Count lines, not occurrences: give the number of lines holding the word "ylabel", and nothing besides.

— Records to use —
==*==
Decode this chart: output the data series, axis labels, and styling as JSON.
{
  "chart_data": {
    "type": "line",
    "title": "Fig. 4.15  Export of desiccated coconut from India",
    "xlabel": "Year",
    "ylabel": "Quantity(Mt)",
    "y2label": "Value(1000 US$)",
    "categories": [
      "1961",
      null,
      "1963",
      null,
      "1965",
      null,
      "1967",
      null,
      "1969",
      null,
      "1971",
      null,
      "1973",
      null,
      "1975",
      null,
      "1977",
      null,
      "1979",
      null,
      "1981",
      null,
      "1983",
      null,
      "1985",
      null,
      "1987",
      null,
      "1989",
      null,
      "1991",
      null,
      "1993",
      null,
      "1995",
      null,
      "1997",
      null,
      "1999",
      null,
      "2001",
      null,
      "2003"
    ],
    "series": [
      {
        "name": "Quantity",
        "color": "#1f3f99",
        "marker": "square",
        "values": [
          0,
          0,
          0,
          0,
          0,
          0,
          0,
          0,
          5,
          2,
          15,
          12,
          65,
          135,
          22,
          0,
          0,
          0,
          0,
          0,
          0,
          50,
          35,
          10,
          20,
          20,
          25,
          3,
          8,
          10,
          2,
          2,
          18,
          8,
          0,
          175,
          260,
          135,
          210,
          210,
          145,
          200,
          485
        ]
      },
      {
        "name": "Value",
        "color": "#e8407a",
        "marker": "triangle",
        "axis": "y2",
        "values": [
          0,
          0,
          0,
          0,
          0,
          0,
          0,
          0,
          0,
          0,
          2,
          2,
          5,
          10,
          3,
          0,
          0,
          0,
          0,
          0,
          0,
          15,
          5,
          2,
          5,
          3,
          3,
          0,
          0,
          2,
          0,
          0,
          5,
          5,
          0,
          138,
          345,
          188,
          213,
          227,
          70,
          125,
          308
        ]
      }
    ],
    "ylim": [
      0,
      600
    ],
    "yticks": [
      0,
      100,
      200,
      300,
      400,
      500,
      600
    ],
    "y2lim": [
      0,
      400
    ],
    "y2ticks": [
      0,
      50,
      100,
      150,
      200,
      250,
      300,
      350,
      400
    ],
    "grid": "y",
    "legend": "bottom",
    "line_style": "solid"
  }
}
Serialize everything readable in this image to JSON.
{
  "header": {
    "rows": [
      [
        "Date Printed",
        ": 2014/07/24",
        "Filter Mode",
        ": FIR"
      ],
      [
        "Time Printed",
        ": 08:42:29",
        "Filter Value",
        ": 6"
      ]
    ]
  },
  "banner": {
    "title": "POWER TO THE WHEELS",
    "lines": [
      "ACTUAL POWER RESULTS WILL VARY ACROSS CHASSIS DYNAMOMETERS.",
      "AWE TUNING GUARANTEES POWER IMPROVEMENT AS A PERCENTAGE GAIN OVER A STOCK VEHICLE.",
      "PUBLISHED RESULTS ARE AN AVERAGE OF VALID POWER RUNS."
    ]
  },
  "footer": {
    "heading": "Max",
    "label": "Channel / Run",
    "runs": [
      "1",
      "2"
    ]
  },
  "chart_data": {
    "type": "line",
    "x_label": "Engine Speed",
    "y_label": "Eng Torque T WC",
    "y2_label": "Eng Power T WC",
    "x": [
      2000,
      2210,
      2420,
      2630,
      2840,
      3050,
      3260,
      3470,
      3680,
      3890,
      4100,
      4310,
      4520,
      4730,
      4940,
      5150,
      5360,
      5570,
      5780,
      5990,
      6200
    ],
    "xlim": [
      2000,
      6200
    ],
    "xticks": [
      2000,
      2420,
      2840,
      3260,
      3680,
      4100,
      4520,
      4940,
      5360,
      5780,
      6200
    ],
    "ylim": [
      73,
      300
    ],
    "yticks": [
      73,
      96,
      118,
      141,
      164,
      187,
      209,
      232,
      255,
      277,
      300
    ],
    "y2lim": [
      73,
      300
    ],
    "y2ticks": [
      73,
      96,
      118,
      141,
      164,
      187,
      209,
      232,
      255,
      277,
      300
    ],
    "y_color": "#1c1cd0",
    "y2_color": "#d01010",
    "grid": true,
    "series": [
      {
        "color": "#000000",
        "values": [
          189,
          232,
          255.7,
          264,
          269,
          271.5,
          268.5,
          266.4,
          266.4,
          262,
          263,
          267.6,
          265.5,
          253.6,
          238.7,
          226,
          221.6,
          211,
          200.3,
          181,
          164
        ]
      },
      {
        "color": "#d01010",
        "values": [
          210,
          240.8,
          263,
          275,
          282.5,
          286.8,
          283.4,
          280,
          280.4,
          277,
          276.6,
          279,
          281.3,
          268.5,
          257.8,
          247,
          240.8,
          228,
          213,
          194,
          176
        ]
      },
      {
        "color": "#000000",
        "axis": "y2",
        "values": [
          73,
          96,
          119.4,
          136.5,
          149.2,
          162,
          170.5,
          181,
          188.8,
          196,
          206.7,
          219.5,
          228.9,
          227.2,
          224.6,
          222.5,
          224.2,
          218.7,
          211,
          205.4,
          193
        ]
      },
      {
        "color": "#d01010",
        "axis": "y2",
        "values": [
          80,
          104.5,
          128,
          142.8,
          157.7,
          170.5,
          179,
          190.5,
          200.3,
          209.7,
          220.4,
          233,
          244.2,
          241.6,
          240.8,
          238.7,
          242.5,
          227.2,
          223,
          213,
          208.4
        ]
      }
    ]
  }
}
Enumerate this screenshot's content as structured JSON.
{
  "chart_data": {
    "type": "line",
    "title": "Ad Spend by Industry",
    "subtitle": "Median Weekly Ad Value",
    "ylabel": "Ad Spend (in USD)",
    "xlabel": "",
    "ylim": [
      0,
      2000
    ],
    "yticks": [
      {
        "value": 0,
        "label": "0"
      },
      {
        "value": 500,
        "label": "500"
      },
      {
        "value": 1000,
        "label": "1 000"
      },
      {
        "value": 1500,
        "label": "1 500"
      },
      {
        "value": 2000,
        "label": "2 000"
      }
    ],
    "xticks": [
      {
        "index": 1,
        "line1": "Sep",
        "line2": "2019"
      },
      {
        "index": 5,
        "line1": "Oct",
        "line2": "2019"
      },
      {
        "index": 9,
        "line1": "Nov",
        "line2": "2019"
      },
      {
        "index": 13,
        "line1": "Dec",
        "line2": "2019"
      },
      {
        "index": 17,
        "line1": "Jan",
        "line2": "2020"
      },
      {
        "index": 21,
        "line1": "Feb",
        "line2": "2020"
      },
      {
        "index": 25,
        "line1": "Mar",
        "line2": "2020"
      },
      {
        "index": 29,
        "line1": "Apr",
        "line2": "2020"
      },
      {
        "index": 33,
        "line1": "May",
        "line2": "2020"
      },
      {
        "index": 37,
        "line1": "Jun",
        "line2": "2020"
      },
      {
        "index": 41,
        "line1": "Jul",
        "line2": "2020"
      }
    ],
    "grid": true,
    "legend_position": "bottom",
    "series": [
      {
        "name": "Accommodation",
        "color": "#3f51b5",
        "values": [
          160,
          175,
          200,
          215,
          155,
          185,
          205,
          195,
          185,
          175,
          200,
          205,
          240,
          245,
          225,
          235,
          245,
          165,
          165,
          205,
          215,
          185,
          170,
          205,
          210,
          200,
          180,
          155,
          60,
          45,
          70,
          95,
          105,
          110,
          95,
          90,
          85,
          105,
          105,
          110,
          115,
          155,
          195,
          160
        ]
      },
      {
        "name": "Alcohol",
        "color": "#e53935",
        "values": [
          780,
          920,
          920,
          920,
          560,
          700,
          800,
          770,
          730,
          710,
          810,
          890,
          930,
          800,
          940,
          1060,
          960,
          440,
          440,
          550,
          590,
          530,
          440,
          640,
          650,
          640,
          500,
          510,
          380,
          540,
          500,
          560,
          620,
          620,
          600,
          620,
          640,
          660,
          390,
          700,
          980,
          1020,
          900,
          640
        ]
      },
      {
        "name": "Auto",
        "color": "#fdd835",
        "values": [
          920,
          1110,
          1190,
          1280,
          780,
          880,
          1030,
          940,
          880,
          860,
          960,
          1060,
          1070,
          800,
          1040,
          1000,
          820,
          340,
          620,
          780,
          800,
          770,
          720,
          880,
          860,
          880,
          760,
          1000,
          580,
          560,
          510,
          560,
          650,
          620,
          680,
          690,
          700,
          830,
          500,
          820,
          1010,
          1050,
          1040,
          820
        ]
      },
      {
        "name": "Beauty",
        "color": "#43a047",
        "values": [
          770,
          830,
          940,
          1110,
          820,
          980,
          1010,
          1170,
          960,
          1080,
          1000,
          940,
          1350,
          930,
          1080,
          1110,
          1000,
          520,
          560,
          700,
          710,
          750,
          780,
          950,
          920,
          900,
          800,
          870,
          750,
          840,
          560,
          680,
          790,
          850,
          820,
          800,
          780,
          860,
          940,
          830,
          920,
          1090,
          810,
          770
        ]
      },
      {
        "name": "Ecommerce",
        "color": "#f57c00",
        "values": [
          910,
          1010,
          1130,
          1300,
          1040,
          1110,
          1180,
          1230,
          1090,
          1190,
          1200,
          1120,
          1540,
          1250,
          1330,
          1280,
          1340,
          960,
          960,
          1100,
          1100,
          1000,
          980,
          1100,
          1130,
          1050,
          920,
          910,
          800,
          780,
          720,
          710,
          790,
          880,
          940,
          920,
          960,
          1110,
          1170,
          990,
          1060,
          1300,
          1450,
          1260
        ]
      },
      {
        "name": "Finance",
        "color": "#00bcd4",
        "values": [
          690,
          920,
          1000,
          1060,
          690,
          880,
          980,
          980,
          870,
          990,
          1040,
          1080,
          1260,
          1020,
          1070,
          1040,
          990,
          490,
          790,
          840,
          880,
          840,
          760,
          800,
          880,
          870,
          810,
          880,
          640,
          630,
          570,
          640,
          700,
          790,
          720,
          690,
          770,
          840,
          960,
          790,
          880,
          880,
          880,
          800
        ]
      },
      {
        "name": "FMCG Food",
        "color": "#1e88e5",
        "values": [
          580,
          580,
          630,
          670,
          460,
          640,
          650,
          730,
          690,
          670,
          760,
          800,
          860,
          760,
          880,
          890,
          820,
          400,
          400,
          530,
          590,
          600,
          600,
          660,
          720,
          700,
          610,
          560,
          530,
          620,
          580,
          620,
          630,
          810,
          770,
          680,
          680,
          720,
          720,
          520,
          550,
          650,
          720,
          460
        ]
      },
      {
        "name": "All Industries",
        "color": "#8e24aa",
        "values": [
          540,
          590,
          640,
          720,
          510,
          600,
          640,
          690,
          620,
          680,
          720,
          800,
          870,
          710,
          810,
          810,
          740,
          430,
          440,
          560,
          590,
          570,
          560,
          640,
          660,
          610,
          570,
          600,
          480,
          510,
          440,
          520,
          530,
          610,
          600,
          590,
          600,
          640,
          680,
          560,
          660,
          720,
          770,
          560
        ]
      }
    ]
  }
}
==*==
— Worked solution —
2